##### Material for this exercise #####

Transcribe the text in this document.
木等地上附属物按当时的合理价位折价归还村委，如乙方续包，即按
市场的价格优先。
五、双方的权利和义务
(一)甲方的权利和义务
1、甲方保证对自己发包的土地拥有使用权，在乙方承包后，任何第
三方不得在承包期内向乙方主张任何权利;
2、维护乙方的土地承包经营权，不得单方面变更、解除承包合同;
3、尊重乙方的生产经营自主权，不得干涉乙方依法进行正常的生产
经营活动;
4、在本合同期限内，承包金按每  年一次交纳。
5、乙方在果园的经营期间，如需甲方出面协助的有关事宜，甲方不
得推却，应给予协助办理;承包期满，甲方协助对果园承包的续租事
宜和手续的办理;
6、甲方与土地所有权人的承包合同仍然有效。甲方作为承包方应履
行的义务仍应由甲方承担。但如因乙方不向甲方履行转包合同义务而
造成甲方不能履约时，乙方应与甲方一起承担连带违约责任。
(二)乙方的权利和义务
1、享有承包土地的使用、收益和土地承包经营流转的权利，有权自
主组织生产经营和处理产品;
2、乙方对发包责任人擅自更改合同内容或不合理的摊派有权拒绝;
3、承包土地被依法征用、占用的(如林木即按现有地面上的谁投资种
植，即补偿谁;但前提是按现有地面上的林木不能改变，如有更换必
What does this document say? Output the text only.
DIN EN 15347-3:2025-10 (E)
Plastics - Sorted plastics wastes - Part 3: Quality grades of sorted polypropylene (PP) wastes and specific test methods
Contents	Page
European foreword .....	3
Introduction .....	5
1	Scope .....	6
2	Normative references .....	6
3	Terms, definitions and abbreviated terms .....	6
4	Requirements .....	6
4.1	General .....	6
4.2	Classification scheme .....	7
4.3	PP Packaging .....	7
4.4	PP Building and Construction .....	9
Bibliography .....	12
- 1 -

#####

> Task directions
Every record should be given again exactly.

> Exercise output
Transcribe the text in this document.
木等地上附属物按当时的合理价位折价归还村委，如乙方续包，即按
市场的价格优先。
五、双方的权利和义务
(一)甲方的权利和义务
1、甲方保证对自己发包的土地拥有使用权，在乙方承包后，任何第
三方不得在承包期内向乙方主张任何权利;
2、维护乙方的土地承包经营权，不得单方面变更、解除承包合同;
3、尊重乙方的生产经营自主权，不得干涉乙方依法进行正常的生产
经营活动;
4、在本合同期限内，承包金按每  年一次交纳。
5、乙方在果园的经营期间，如需甲方出面协助的有关事宜，甲方不
得推却，应给予协助办理;承包期满，甲方协助对果园承包的续租事
宜和手续的办理;
6、甲方与土地所有权人的承包合同仍然有效。甲方作为承包方应履
行的义务仍应由甲方承担。但如因乙方不向甲方履行转包合同义务而
造成甲方不能履约时，乙方应与甲方一起承担连带违约责任。
(二)乙方的权利和义务
1、享有承包土地的使用、收益和土地承包经营流转的权利，有权自
主组织生产经营和处理产品;
2、乙方对发包责任人擅自更改合同内容或不合理的摊派有权拒绝;
3、承包土地被依法征用、占用的(如林木即按现有地面上的谁投资种
植，即补偿谁;但前提是按现有地面上的林木不能改变，如有更换必
What does this document say? Output the text only.
DIN EN 15347-3:2025-10 (E)
Plastics - Sorted plastics wastes - Part 3: Quality grades of sorted polypropylene (PP) wastes and specific test methods
Contents	Page
European foreword .....	3
Introduction .....	5
1	Scope .....	6
2	Normative references .....	6
3	Terms, definitions and abbreviated terms .....	6
4	Requirements .....	6
4.1	General .....	6
4.2	Classification scheme .....	7
4.3	PP Packaging .....	7
4.4	PP Building and Construction .....	9
Bibliography .....	12
- 1 -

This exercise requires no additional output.